Rows of a dataset:

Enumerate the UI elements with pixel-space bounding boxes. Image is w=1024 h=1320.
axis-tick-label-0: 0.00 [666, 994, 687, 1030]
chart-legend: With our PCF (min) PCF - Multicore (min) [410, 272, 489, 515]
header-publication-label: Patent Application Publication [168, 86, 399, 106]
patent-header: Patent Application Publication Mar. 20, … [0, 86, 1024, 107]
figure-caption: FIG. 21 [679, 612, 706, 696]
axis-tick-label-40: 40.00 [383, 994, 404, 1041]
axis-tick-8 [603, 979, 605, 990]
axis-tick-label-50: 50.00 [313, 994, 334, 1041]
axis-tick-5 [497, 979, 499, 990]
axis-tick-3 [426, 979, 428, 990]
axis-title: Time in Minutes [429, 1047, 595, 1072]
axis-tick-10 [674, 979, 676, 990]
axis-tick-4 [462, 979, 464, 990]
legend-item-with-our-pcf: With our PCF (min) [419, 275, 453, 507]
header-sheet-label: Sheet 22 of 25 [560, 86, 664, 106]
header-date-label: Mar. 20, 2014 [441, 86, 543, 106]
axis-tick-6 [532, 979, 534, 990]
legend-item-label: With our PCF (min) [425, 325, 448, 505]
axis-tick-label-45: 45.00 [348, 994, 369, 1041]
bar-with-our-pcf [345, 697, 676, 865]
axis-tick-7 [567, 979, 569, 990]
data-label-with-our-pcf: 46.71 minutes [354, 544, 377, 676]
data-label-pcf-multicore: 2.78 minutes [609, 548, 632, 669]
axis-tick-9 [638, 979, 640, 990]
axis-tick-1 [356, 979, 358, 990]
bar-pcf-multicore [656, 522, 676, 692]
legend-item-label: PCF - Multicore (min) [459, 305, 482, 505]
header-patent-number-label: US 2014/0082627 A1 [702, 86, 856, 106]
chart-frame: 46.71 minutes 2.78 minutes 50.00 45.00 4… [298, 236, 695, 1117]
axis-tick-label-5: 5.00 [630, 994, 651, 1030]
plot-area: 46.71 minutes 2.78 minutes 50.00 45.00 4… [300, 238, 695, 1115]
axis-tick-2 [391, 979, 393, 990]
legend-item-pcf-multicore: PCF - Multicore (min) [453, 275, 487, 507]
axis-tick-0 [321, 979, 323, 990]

Work instructions - Give back each line of the records above, character for character.

Written reply -
Enumerate the UI elements with pixel-space bounding boxes. Image is w=1024 h=1320.
axis-tick-label-0: 0.00 [666, 994, 687, 1030]
chart-legend: With our PCF (min) PCF - Multicore (min) [410, 272, 489, 515]
header-publication-label: Patent Application Publication [168, 86, 399, 106]
patent-header: Patent Application Publication Mar. 20, … [0, 86, 1024, 107]
figure-caption: FIG. 21 [679, 612, 706, 696]
axis-tick-label-40: 40.00 [383, 994, 404, 1041]
axis-tick-8 [603, 979, 605, 990]
axis-tick-label-50: 50.00 [313, 994, 334, 1041]
axis-tick-5 [497, 979, 499, 990]
axis-tick-3 [426, 979, 428, 990]
axis-title: Time in Minutes [429, 1047, 595, 1072]
axis-tick-10 [674, 979, 676, 990]
axis-tick-4 [462, 979, 464, 990]
legend-item-with-our-pcf: With our PCF (min) [419, 275, 453, 507]
header-sheet-label: Sheet 22 of 25 [560, 86, 664, 106]
header-date-label: Mar. 20, 2014 [441, 86, 543, 106]
axis-tick-6 [532, 979, 534, 990]
legend-item-label: With our PCF (min) [425, 325, 448, 505]
axis-tick-label-45: 45.00 [348, 994, 369, 1041]
bar-with-our-pcf [345, 697, 676, 865]
axis-tick-7 [567, 979, 569, 990]
data-label-with-our-pcf: 46.71 minutes [354, 544, 377, 676]
data-label-pcf-multicore: 2.78 minutes [609, 548, 632, 669]
axis-tick-9 [638, 979, 640, 990]
axis-tick-1 [356, 979, 358, 990]
bar-pcf-multicore [656, 522, 676, 692]
legend-item-label: PCF - Multicore (min) [459, 305, 482, 505]
header-patent-number-label: US 2014/0082627 A1 [702, 86, 856, 106]
chart-frame: 46.71 minutes 2.78 minutes 50.00 45.00 4… [298, 236, 695, 1117]
axis-tick-label-5: 5.00 [630, 994, 651, 1030]
plot-area: 46.71 minutes 2.78 minutes 50.00 45.00 4… [300, 238, 695, 1115]
axis-tick-2 [391, 979, 393, 990]
legend-item-pcf-multicore: PCF - Multicore (min) [453, 275, 487, 507]
axis-tick-0 [321, 979, 323, 990]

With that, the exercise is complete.